▶ _Set problem_
Copy every line with the string "Neuroscience" in it.

---- Available data

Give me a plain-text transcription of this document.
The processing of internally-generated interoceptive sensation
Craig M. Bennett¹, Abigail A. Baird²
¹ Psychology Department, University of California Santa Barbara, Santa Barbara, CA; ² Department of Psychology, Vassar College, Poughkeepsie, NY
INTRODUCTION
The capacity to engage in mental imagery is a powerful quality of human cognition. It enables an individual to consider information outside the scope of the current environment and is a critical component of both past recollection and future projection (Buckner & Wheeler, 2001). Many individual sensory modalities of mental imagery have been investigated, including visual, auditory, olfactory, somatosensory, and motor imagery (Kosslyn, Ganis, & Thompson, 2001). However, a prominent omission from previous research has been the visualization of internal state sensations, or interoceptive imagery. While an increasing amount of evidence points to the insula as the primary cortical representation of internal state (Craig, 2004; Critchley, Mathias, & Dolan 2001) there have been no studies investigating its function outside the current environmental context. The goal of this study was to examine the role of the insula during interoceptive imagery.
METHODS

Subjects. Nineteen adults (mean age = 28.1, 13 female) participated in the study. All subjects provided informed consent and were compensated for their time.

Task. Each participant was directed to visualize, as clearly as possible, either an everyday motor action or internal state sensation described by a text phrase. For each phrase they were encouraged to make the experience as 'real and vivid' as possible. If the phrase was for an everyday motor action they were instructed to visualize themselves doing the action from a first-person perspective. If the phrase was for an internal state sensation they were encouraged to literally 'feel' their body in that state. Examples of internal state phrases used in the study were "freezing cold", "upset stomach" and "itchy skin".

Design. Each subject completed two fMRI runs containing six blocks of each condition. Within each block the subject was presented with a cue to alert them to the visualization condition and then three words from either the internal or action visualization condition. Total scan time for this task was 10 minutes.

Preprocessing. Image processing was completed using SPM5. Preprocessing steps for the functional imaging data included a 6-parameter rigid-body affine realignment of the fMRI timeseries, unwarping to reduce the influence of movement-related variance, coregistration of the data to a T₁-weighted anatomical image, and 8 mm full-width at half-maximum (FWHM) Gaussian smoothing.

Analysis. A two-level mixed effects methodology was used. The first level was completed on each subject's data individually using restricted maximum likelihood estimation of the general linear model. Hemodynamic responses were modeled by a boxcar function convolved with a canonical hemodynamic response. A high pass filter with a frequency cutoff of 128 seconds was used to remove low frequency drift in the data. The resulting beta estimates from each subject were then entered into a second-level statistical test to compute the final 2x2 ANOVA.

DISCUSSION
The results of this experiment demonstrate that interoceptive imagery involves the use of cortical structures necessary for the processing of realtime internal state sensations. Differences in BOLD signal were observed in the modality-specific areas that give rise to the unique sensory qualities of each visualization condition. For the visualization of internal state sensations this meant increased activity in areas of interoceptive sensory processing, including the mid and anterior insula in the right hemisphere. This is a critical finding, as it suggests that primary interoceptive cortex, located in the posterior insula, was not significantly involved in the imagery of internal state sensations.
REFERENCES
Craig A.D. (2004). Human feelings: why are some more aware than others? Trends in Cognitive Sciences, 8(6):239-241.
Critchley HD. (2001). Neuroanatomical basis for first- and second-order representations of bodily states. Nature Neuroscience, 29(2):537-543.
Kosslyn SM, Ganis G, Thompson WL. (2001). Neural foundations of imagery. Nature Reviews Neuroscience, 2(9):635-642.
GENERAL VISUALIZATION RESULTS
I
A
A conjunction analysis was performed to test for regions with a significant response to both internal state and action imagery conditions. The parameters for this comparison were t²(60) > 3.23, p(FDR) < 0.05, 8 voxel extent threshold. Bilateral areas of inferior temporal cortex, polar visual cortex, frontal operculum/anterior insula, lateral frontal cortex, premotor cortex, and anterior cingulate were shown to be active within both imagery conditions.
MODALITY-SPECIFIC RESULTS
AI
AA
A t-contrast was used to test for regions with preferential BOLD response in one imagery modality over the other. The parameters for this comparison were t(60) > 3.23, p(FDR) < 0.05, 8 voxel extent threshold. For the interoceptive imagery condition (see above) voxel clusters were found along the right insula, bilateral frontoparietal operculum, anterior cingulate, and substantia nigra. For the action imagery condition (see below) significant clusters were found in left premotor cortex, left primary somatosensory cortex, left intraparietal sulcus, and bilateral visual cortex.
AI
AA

--------
---- Available data

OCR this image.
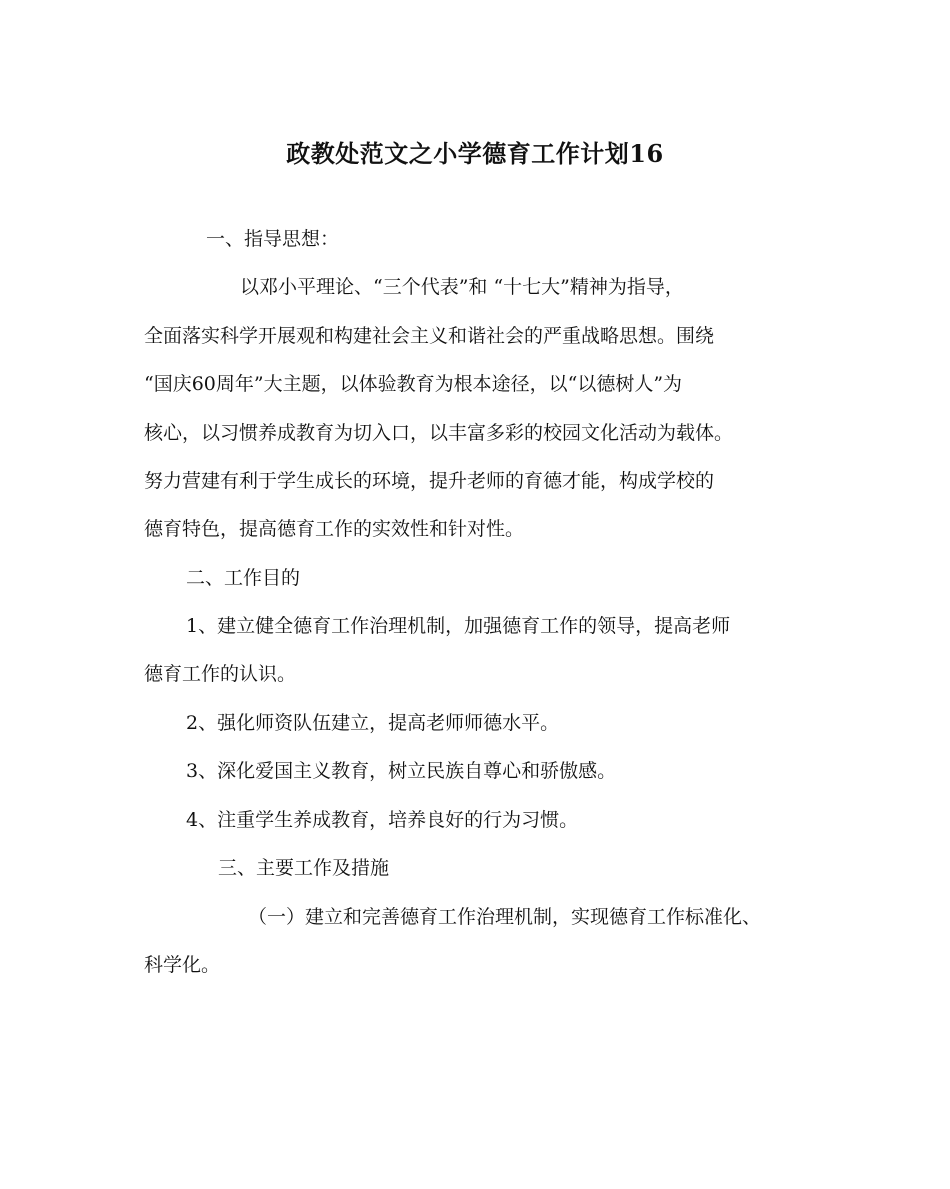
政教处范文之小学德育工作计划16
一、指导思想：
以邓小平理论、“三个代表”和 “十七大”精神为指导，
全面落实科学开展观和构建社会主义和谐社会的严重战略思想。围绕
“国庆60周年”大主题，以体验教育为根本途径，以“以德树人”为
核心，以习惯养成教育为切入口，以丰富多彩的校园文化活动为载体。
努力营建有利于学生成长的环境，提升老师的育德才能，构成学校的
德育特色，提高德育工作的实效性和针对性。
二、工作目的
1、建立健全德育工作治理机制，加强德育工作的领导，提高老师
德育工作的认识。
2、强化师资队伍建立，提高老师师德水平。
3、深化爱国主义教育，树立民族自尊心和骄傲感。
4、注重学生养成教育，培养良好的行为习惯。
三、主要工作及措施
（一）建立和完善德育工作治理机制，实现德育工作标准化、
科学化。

--------
---- Available data

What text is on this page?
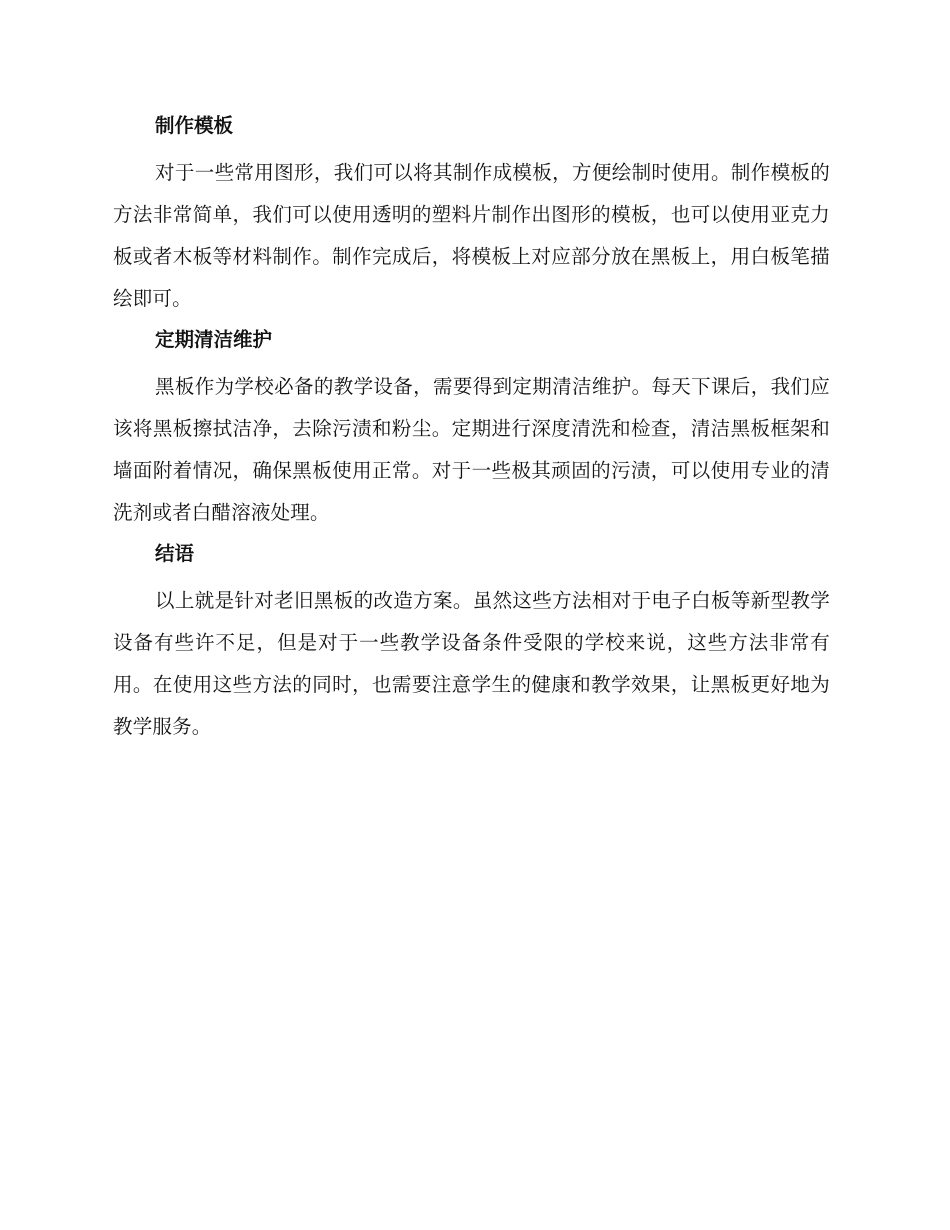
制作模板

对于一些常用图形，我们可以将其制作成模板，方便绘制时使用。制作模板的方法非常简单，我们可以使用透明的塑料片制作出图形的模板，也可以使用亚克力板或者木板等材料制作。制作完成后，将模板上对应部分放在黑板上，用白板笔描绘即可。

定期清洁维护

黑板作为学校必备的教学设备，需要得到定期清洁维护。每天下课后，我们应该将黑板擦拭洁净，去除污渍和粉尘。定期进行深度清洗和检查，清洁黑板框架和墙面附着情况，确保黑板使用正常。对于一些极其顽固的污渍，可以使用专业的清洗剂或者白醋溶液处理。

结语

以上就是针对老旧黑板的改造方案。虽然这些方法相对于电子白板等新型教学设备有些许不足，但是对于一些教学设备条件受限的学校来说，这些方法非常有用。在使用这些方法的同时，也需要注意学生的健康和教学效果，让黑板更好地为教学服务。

--------

▶ _Right answer_
Critchley HD. (2001). Neuroanatomical basis for first- and second-order representations of bodily states. Nature Neuroscience, 29(2):537-543.
Kosslyn SM, Ganis G, Thompson WL. (2001). Neural foundations of imagery. Nature Reviews Neuroscience, 2(9):635-642.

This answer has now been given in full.